Image element box records:

****************

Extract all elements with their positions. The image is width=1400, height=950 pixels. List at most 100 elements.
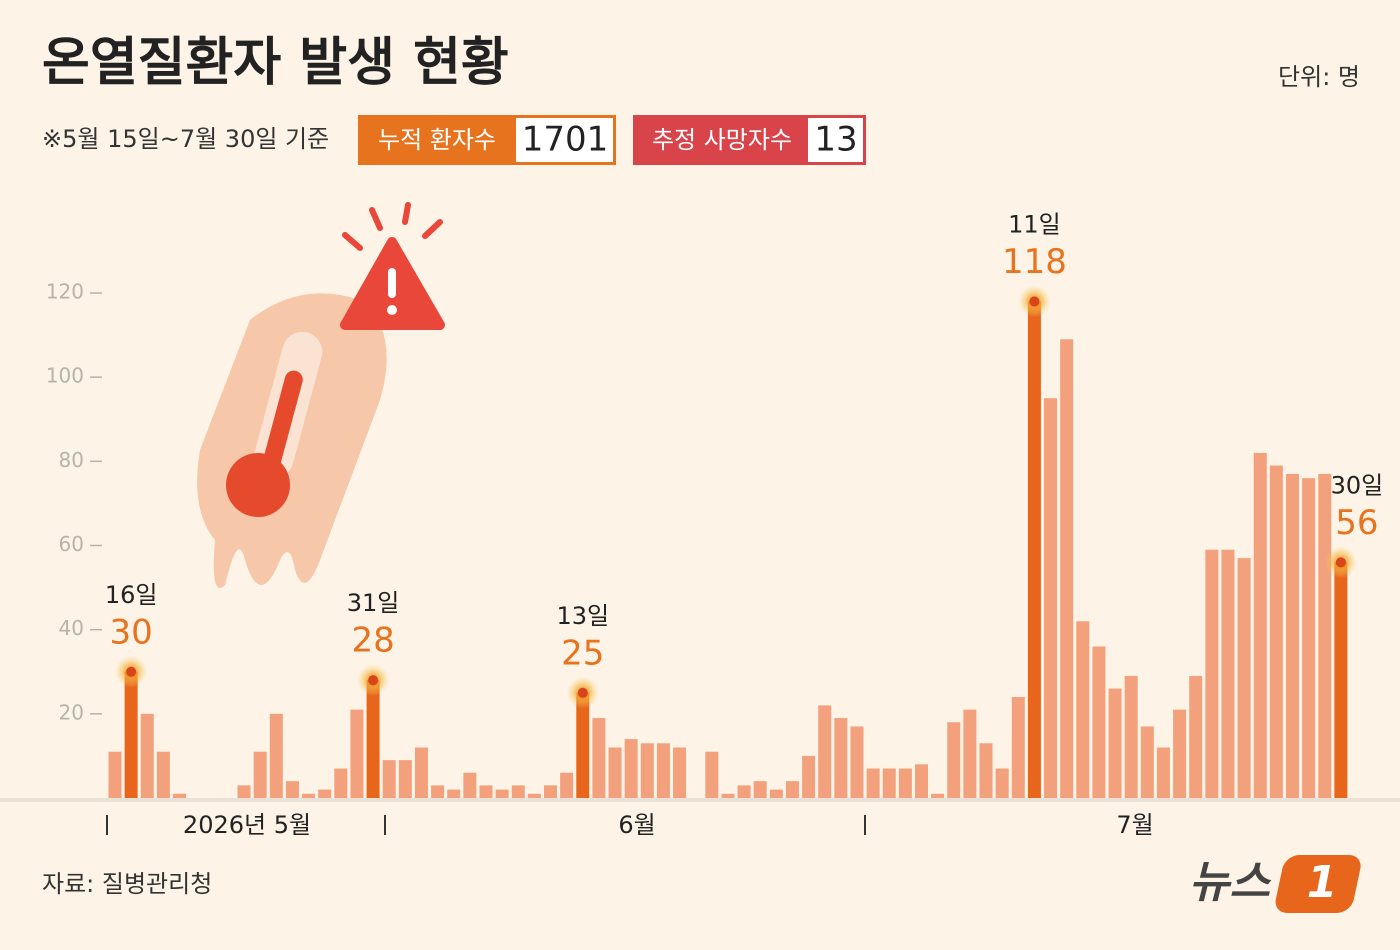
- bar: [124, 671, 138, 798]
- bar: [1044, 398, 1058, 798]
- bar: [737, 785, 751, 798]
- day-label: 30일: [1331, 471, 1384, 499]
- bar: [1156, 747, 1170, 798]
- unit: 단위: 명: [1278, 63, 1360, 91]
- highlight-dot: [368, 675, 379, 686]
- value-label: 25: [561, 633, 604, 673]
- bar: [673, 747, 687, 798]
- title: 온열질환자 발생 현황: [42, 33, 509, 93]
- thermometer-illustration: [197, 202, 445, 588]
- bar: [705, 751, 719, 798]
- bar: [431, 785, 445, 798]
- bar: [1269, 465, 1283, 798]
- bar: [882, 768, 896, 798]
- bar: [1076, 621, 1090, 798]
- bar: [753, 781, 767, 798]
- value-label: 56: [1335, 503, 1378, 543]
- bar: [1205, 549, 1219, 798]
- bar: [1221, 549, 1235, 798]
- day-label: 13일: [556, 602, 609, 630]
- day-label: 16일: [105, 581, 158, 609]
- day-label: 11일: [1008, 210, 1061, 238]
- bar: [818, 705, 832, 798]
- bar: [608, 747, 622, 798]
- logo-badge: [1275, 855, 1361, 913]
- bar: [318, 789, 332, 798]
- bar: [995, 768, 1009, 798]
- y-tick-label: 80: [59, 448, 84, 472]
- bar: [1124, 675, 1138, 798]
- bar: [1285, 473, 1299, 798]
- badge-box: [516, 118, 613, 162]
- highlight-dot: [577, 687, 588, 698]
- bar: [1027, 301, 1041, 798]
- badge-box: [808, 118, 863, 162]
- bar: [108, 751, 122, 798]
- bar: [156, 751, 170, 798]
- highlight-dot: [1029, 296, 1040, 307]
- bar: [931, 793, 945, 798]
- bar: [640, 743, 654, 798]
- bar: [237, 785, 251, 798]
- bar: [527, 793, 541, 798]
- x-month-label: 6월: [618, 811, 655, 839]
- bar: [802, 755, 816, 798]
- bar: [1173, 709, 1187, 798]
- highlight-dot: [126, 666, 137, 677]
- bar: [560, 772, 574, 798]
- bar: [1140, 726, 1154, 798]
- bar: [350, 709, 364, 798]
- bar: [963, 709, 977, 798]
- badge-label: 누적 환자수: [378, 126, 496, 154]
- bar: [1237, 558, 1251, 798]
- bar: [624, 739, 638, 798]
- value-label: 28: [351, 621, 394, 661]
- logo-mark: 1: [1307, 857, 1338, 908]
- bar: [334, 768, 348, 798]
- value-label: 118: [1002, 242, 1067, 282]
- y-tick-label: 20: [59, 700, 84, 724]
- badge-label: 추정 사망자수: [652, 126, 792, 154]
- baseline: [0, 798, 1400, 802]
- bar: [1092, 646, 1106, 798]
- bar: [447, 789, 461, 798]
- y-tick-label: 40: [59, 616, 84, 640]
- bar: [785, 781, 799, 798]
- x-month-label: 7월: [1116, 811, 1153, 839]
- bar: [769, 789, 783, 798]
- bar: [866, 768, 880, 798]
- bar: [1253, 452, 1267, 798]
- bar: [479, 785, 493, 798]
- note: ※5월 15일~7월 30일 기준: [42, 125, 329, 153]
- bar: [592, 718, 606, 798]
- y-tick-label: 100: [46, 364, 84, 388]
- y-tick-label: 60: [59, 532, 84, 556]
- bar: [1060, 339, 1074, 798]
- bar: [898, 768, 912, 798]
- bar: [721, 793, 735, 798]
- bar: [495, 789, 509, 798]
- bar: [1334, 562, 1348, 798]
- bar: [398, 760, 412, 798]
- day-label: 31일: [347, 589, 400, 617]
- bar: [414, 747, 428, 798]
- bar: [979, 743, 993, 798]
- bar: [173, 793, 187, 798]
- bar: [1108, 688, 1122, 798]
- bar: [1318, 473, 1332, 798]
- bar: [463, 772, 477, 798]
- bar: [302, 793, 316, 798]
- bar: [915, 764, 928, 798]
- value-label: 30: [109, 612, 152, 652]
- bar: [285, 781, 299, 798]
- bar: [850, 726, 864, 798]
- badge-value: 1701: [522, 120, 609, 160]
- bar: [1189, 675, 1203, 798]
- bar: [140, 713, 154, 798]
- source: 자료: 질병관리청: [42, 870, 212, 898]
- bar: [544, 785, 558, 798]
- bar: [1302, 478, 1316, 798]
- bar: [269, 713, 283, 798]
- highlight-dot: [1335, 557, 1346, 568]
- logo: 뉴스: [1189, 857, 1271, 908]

****************

Aim of the exercise: Write out all the items above again, swapping each "highlight-dot" for "marker-dot" and leaving everything else unchanged. Omit the pictures.

Output:
Extract all elements with their positions. The image is width=1400, height=950 pixels. List at most 100 elements.
- bar: [124, 671, 138, 798]
- bar: [1044, 398, 1058, 798]
- bar: [737, 785, 751, 798]
- day-label: 30일: [1331, 471, 1384, 499]
- bar: [1156, 747, 1170, 798]
- unit: 단위: 명: [1278, 63, 1360, 91]
- marker-dot: [368, 675, 379, 686]
- value-label: 25: [561, 633, 604, 673]
- bar: [673, 747, 687, 798]
- title: 온열질환자 발생 현황: [42, 33, 509, 93]
- thermometer-illustration: [197, 202, 445, 588]
- bar: [705, 751, 719, 798]
- bar: [431, 785, 445, 798]
- bar: [1269, 465, 1283, 798]
- bar: [882, 768, 896, 798]
- bar: [1076, 621, 1090, 798]
- bar: [753, 781, 767, 798]
- value-label: 56: [1335, 503, 1378, 543]
- bar: [1205, 549, 1219, 798]
- bar: [1221, 549, 1235, 798]
- day-label: 13일: [556, 602, 609, 630]
- day-label: 16일: [105, 581, 158, 609]
- day-label: 11일: [1008, 210, 1061, 238]
- bar: [818, 705, 832, 798]
- bar: [608, 747, 622, 798]
- logo-badge: [1275, 855, 1361, 913]
- bar: [318, 789, 332, 798]
- bar: [995, 768, 1009, 798]
- y-tick-label: 80: [59, 448, 84, 472]
- bar: [1124, 675, 1138, 798]
- bar: [1285, 473, 1299, 798]
- badge-box: [516, 118, 613, 162]
- marker-dot: [577, 687, 588, 698]
- bar: [1027, 301, 1041, 798]
- badge-box: [808, 118, 863, 162]
- bar: [108, 751, 122, 798]
- bar: [156, 751, 170, 798]
- marker-dot: [1029, 296, 1040, 307]
- bar: [931, 793, 945, 798]
- bar: [640, 743, 654, 798]
- bar: [237, 785, 251, 798]
- bar: [527, 793, 541, 798]
- x-month-label: 6월: [618, 811, 655, 839]
- bar: [802, 755, 816, 798]
- bar: [1173, 709, 1187, 798]
- marker-dot: [126, 666, 137, 677]
- bar: [560, 772, 574, 798]
- bar: [1140, 726, 1154, 798]
- bar: [350, 709, 364, 798]
- bar: [963, 709, 977, 798]
- badge-label: 누적 환자수: [378, 126, 496, 154]
- bar: [1237, 558, 1251, 798]
- bar: [624, 739, 638, 798]
- value-label: 28: [351, 621, 394, 661]
- logo-mark: 1: [1307, 857, 1338, 908]
- bar: [334, 768, 348, 798]
- value-label: 118: [1002, 242, 1067, 282]
- y-tick-label: 20: [59, 700, 84, 724]
- badge-label: 추정 사망자수: [652, 126, 792, 154]
- baseline: [0, 798, 1400, 802]
- bar: [1092, 646, 1106, 798]
- bar: [447, 789, 461, 798]
- y-tick-label: 40: [59, 616, 84, 640]
- bar: [785, 781, 799, 798]
- x-month-label: 7월: [1116, 811, 1153, 839]
- bar: [769, 789, 783, 798]
- bar: [866, 768, 880, 798]
- bar: [1253, 452, 1267, 798]
- bar: [479, 785, 493, 798]
- note: ※5월 15일~7월 30일 기준: [42, 125, 329, 153]
- bar: [592, 718, 606, 798]
- y-tick-label: 100: [46, 364, 84, 388]
- y-tick-label: 60: [59, 532, 84, 556]
- bar: [1060, 339, 1074, 798]
- bar: [898, 768, 912, 798]
- bar: [721, 793, 735, 798]
- bar: [495, 789, 509, 798]
- bar: [1334, 562, 1348, 798]
- bar: [398, 760, 412, 798]
- day-label: 31일: [347, 589, 400, 617]
- bar: [414, 747, 428, 798]
- bar: [979, 743, 993, 798]
- bar: [173, 793, 187, 798]
- bar: [1108, 688, 1122, 798]
- bar: [1318, 473, 1332, 798]
- bar: [463, 772, 477, 798]
- bar: [302, 793, 316, 798]
- bar: [915, 764, 928, 798]
- value-label: 30: [109, 612, 152, 652]
- bar: [285, 781, 299, 798]
- bar: [850, 726, 864, 798]
- badge-value: 1701: [522, 120, 609, 160]
- bar: [1189, 675, 1203, 798]
- bar: [140, 713, 154, 798]
- source: 자료: 질병관리청: [42, 870, 212, 898]
- bar: [544, 785, 558, 798]
- bar: [1302, 478, 1316, 798]
- bar: [269, 713, 283, 798]
- marker-dot: [1335, 557, 1346, 568]
- logo: 뉴스: [1189, 857, 1271, 908]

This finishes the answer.